• [REQUIRED WORK] Write out every line of the records below verbatim.

• [RECORDED INFORMATION]
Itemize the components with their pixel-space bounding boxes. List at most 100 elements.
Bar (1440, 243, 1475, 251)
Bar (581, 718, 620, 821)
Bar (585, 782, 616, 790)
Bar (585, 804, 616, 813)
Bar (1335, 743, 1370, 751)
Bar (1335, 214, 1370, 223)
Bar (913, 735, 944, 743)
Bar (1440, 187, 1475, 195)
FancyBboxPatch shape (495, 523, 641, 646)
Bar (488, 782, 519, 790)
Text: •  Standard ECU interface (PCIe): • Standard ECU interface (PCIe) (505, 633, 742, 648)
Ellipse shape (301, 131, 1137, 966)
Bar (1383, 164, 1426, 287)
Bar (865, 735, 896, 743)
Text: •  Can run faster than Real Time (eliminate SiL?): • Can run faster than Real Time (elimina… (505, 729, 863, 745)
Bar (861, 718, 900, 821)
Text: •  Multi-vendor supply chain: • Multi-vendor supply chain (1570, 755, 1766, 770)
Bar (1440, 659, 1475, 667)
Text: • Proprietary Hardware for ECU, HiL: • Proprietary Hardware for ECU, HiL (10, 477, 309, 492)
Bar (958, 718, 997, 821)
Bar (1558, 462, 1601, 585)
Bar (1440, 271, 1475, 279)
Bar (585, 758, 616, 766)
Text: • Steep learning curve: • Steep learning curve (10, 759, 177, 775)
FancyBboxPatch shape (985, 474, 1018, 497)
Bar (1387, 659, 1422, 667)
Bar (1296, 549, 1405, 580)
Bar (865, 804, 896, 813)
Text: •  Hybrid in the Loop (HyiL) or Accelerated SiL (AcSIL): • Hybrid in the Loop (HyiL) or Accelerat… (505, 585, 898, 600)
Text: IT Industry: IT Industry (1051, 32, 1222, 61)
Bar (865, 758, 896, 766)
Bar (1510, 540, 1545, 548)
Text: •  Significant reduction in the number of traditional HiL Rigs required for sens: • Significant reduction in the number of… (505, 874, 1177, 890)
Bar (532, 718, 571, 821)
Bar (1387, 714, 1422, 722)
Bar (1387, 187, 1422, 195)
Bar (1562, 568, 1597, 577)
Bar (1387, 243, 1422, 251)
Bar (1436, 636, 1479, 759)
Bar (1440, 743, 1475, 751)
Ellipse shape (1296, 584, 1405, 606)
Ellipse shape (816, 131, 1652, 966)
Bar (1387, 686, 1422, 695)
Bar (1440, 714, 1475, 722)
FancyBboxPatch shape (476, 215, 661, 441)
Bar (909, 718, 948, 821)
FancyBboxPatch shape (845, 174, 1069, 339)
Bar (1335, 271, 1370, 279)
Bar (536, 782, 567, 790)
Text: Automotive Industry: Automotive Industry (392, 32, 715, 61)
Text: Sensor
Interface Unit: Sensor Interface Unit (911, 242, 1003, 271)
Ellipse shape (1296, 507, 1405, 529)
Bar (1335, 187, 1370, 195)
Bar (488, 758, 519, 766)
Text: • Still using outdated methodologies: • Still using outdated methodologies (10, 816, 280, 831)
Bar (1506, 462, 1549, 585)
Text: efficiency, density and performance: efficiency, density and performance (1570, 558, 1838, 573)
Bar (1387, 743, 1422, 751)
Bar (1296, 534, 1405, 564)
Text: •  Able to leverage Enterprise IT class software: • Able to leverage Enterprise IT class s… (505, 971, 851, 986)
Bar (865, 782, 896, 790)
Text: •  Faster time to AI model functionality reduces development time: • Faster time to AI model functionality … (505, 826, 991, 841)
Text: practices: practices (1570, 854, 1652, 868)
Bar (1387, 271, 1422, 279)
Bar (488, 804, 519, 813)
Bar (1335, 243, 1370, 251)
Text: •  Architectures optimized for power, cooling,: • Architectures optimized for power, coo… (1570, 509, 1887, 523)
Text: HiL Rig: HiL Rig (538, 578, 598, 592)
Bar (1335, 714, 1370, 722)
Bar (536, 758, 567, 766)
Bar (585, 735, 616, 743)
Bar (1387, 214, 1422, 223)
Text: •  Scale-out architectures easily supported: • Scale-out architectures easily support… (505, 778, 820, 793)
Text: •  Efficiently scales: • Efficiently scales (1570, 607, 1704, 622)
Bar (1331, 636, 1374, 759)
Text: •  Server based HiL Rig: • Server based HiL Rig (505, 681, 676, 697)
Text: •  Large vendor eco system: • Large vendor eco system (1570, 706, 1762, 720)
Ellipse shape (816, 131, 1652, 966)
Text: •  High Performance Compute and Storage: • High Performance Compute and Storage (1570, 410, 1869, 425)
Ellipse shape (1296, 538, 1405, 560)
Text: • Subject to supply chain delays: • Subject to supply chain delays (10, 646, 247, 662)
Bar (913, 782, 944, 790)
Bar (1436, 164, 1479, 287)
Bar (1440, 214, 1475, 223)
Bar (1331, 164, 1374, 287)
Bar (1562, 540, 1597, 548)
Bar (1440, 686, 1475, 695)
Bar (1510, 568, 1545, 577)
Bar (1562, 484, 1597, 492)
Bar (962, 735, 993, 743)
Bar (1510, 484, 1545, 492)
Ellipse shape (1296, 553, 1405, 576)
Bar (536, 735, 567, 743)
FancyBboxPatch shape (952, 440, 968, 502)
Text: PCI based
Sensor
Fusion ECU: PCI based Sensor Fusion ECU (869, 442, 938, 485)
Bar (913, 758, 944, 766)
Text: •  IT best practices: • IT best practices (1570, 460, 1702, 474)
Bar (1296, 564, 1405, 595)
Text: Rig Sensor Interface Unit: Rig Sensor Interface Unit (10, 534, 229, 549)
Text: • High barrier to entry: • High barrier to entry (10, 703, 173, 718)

• [OUTPUT BELOW]
Itemize the components with their pixel-space bounding boxes. List at most 100 elements.
Bar (1440, 243, 1475, 251)
Bar (581, 718, 620, 821)
Bar (585, 782, 616, 790)
Bar (585, 804, 616, 813)
Bar (1335, 743, 1370, 751)
Bar (1335, 214, 1370, 223)
Bar (913, 735, 944, 743)
Bar (1440, 187, 1475, 195)
FancyBboxPatch shape (495, 523, 641, 646)
Bar (488, 782, 519, 790)
Text: •  Standard ECU interface (PCIe): • Standard ECU interface (PCIe) (505, 633, 742, 648)
Ellipse shape (301, 131, 1137, 966)
Bar (1383, 164, 1426, 287)
Bar (865, 735, 896, 743)
Text: •  Can run faster than Real Time (eliminate SiL?): • Can run faster than Real Time (elimina… (505, 729, 863, 745)
Bar (861, 718, 900, 821)
Text: •  Multi-vendor supply chain: • Multi-vendor supply chain (1570, 755, 1766, 770)
Bar (1440, 659, 1475, 667)
Text: • Proprietary Hardware for ECU, HiL: • Proprietary Hardware for ECU, HiL (10, 477, 309, 492)
Bar (958, 718, 997, 821)
Bar (1558, 462, 1601, 585)
Bar (1440, 271, 1475, 279)
Bar (585, 758, 616, 766)
Text: • Steep learning curve: • Steep learning curve (10, 759, 177, 775)
FancyBboxPatch shape (985, 474, 1018, 497)
Bar (1387, 659, 1422, 667)
Bar (1296, 549, 1405, 580)
Bar (865, 804, 896, 813)
Text: •  Hybrid in the Loop (HyiL) or Accelerated SiL (AcSIL): • Hybrid in the Loop (HyiL) or Accelerat… (505, 585, 898, 600)
Text: IT Industry: IT Industry (1051, 32, 1222, 61)
Bar (865, 758, 896, 766)
Bar (1510, 540, 1545, 548)
Text: •  Significant reduction in the number of traditional HiL Rigs required for sens: • Significant reduction in the number of… (505, 874, 1177, 890)
Bar (532, 718, 571, 821)
Bar (1387, 714, 1422, 722)
Bar (1387, 187, 1422, 195)
Bar (1562, 568, 1597, 577)
Bar (1387, 243, 1422, 251)
Bar (1436, 636, 1479, 759)
Bar (1440, 743, 1475, 751)
Ellipse shape (1296, 584, 1405, 606)
Ellipse shape (816, 131, 1652, 966)
Bar (1387, 686, 1422, 695)
Bar (1440, 714, 1475, 722)
FancyBboxPatch shape (476, 215, 661, 441)
Bar (909, 718, 948, 821)
FancyBboxPatch shape (845, 174, 1069, 339)
Bar (1335, 271, 1370, 279)
Bar (536, 782, 567, 790)
Text: Automotive Industry: Automotive Industry (392, 32, 715, 61)
Text: Sensor
Interface Unit: Sensor Interface Unit (911, 242, 1003, 271)
Ellipse shape (1296, 507, 1405, 529)
Bar (1335, 187, 1370, 195)
Bar (488, 758, 519, 766)
Text: • Still using outdated methodologies: • Still using outdated methodologies (10, 816, 280, 831)
Bar (1506, 462, 1549, 585)
Text: efficiency, density and performance: efficiency, density and performance (1570, 558, 1838, 573)
Bar (1387, 743, 1422, 751)
Bar (1296, 534, 1405, 564)
Text: •  Able to leverage Enterprise IT class software: • Able to leverage Enterprise IT class s… (505, 971, 851, 986)
Bar (865, 782, 896, 790)
Text: •  Faster time to AI model functionality reduces development time: • Faster time to AI model functionality … (505, 826, 991, 841)
Text: practices: practices (1570, 854, 1652, 868)
Bar (1387, 271, 1422, 279)
Bar (488, 804, 519, 813)
Bar (1335, 243, 1370, 251)
Text: •  Architectures optimized for power, cooling,: • Architectures optimized for power, coo… (1570, 509, 1887, 523)
Text: HiL Rig: HiL Rig (538, 578, 598, 592)
Bar (1335, 714, 1370, 722)
Bar (536, 758, 567, 766)
Bar (585, 735, 616, 743)
Bar (1387, 214, 1422, 223)
Text: •  Scale-out architectures easily supported: • Scale-out architectures easily support… (505, 778, 820, 793)
Text: •  Efficiently scales: • Efficiently scales (1570, 607, 1704, 622)
Bar (1331, 636, 1374, 759)
Text: •  Server based HiL Rig: • Server based HiL Rig (505, 681, 676, 697)
Text: •  Large vendor eco system: • Large vendor eco system (1570, 706, 1762, 720)
Ellipse shape (816, 131, 1652, 966)
Text: •  High Performance Compute and Storage: • High Performance Compute and Storage (1570, 410, 1869, 425)
Ellipse shape (1296, 538, 1405, 560)
Text: • Subject to supply chain delays: • Subject to supply chain delays (10, 646, 247, 662)
Bar (913, 782, 944, 790)
Bar (1436, 164, 1479, 287)
Bar (1440, 214, 1475, 223)
Bar (1331, 164, 1374, 287)
Bar (1562, 540, 1597, 548)
Bar (1440, 686, 1475, 695)
Bar (1510, 568, 1545, 577)
Bar (1562, 484, 1597, 492)
Bar (962, 735, 993, 743)
Bar (1510, 484, 1545, 492)
Ellipse shape (1296, 553, 1405, 576)
Bar (536, 735, 567, 743)
FancyBboxPatch shape (952, 440, 968, 502)
Text: PCI based
Sensor
Fusion ECU: PCI based Sensor Fusion ECU (869, 442, 938, 485)
Bar (913, 758, 944, 766)
Text: •  IT best practices: • IT best practices (1570, 460, 1702, 474)
Bar (1296, 564, 1405, 595)
Text: Rig Sensor Interface Unit: Rig Sensor Interface Unit (10, 534, 229, 549)
Text: • High barrier to entry: • High barrier to entry (10, 703, 173, 718)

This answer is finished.